### The request
All lines featuring the string "adaptiveness" are to be listed.

### Given data

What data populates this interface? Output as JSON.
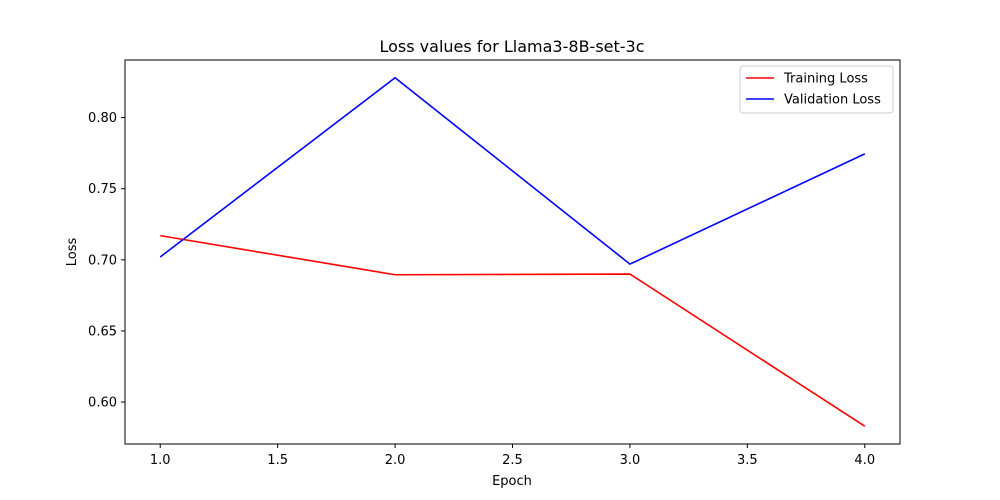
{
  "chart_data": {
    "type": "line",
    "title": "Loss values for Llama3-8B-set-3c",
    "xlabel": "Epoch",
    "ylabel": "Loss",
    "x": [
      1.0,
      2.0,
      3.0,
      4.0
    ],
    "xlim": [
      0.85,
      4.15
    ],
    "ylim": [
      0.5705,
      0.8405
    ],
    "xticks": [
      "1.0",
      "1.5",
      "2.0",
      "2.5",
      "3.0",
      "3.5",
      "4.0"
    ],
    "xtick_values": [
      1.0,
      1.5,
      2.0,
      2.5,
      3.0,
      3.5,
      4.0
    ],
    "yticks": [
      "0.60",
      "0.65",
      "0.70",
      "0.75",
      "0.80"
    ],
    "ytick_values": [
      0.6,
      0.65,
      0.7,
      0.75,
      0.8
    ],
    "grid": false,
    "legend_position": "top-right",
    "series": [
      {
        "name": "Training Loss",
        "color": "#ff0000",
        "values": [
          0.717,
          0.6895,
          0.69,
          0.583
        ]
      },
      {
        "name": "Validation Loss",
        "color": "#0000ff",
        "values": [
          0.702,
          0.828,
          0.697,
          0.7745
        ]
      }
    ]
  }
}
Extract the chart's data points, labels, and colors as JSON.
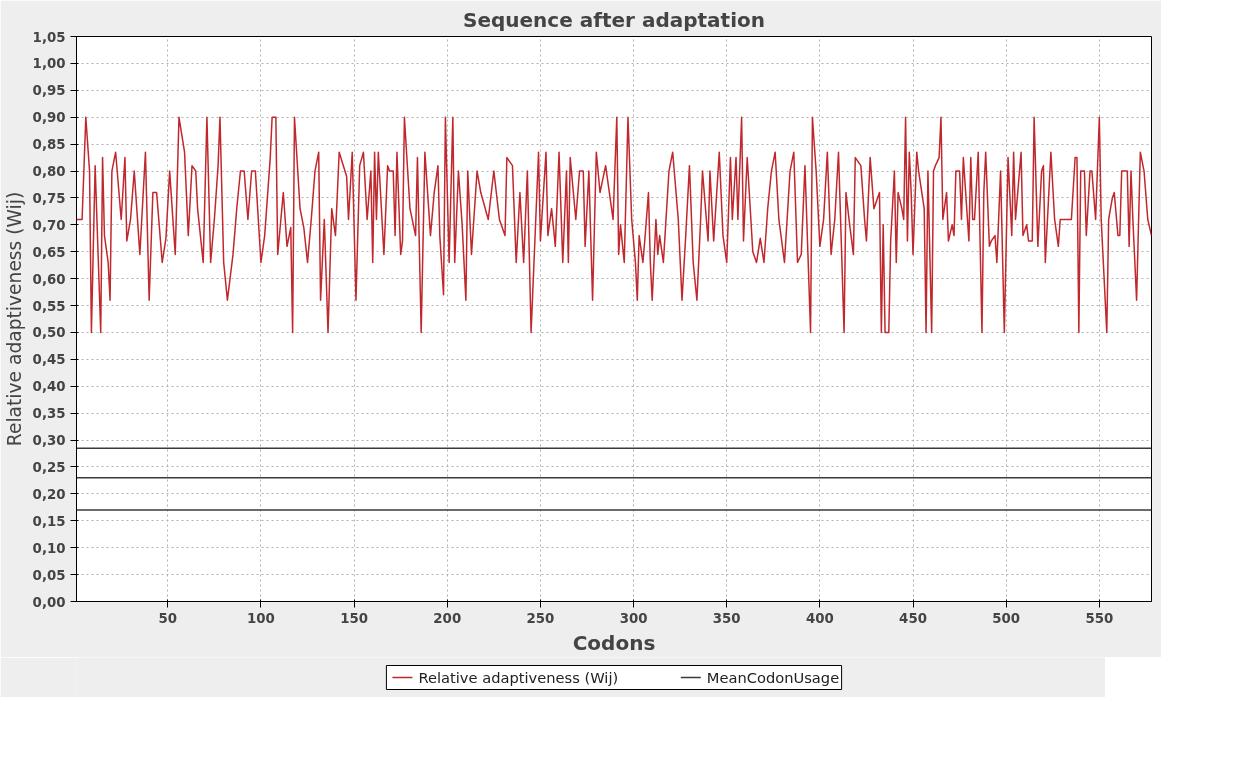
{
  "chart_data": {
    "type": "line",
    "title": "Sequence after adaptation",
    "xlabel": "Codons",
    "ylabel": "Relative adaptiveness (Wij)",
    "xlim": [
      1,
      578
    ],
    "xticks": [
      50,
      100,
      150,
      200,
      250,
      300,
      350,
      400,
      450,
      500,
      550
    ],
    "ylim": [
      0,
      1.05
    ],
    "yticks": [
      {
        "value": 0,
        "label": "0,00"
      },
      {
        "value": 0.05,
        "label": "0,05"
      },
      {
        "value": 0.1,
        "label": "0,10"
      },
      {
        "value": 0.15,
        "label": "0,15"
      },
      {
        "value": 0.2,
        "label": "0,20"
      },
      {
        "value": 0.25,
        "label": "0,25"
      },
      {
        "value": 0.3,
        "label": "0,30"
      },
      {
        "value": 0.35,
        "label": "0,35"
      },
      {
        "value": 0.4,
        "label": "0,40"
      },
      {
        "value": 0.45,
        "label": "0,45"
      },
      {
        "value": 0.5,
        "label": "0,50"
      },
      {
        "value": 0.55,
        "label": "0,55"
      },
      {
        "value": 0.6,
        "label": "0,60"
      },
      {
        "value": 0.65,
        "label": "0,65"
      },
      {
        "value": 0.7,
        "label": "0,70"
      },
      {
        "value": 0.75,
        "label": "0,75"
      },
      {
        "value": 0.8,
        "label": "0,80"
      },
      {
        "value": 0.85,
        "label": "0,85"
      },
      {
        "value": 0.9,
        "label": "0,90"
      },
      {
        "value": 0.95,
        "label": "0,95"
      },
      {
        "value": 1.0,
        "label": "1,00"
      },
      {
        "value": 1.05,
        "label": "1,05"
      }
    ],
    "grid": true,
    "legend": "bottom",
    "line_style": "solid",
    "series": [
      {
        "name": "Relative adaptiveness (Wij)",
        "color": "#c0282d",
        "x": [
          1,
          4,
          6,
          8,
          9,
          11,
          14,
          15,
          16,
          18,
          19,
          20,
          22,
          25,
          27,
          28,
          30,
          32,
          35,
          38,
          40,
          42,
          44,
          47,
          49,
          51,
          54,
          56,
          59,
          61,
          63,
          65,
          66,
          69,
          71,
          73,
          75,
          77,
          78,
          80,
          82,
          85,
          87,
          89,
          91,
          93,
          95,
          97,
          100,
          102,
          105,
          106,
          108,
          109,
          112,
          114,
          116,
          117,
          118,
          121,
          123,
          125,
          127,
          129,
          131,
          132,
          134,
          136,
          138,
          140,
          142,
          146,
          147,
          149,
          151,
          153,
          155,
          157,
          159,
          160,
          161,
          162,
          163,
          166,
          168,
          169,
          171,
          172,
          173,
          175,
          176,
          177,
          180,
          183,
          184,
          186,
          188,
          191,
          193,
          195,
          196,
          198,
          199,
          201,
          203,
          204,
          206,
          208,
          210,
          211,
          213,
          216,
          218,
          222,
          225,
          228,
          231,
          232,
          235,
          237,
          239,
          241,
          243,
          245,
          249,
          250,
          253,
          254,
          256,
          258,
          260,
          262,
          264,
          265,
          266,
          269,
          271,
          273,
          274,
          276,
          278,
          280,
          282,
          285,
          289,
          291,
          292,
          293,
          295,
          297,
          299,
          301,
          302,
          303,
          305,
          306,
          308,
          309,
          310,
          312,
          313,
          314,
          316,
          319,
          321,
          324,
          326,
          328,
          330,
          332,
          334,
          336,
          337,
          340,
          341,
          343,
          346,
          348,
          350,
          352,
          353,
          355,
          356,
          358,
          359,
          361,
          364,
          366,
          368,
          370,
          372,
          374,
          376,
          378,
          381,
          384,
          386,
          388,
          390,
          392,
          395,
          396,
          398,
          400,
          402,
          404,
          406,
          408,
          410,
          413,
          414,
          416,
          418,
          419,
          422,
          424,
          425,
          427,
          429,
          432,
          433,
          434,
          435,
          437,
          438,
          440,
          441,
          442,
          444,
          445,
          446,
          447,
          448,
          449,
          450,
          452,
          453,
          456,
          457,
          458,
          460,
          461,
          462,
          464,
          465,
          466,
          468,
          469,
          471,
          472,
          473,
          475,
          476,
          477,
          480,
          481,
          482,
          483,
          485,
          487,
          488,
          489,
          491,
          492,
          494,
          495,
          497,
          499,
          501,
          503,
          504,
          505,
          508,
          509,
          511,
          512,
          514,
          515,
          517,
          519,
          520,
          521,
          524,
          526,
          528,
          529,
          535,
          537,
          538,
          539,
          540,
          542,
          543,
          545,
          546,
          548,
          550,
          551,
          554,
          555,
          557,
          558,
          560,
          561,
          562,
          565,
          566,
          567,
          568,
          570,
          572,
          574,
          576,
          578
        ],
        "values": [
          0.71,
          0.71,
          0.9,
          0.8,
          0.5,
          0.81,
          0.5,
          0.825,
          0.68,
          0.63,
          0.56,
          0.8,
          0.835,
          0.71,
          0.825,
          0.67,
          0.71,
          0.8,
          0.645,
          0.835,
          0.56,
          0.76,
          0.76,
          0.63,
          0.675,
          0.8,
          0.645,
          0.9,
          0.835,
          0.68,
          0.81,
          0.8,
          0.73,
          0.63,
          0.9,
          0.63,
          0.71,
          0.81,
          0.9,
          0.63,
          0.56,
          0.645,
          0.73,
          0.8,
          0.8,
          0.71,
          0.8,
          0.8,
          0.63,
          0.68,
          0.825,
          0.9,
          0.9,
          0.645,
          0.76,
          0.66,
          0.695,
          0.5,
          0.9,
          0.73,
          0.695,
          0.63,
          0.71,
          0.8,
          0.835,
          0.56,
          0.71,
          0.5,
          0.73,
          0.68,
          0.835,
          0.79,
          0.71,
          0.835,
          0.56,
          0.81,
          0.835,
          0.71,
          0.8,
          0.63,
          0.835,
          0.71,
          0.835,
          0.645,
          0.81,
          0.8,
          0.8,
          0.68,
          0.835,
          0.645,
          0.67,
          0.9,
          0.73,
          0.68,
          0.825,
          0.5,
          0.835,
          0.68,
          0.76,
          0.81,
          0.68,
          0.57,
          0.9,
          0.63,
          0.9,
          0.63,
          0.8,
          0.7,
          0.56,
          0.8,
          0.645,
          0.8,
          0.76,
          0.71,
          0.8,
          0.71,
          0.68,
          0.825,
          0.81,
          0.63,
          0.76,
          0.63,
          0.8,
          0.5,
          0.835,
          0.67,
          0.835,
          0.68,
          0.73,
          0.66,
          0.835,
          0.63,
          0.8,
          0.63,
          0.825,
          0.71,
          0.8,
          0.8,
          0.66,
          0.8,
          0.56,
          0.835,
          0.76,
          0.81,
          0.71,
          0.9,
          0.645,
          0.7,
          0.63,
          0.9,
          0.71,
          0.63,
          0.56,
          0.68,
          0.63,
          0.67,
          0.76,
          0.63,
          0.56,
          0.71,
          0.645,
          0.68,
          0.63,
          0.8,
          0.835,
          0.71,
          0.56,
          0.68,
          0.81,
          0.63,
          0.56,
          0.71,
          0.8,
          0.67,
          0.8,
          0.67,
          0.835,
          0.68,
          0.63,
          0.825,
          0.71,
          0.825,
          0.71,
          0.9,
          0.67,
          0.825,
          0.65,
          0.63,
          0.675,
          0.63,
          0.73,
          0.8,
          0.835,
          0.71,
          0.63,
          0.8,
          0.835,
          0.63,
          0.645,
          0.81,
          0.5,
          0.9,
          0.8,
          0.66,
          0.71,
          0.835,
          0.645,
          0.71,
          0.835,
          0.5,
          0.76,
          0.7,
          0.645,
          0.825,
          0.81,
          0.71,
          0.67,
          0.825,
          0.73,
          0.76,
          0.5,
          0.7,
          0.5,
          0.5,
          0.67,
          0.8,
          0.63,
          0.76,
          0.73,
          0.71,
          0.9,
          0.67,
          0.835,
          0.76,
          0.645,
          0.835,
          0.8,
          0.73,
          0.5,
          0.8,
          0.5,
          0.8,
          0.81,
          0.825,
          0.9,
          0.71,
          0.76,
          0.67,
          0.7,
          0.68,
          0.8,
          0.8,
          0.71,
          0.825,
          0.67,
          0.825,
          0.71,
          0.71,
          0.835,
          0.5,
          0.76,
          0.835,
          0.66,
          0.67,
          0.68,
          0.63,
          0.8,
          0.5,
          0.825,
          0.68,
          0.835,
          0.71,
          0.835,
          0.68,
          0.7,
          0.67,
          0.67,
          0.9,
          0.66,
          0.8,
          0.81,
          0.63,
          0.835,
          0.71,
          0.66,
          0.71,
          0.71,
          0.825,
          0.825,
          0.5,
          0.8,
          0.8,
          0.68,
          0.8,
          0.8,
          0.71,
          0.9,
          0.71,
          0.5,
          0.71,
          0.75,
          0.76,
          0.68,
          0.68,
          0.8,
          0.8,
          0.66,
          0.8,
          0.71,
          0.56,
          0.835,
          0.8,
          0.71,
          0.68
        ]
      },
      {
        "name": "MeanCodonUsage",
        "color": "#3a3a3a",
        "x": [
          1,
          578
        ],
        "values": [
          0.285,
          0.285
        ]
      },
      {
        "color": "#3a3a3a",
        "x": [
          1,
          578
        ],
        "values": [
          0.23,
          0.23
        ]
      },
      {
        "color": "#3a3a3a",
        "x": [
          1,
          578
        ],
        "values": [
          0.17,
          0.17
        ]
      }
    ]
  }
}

### Reply
    "ylabel": "Relative adaptiveness (Wij)",
        "name": "Relative adaptiveness (Wij)",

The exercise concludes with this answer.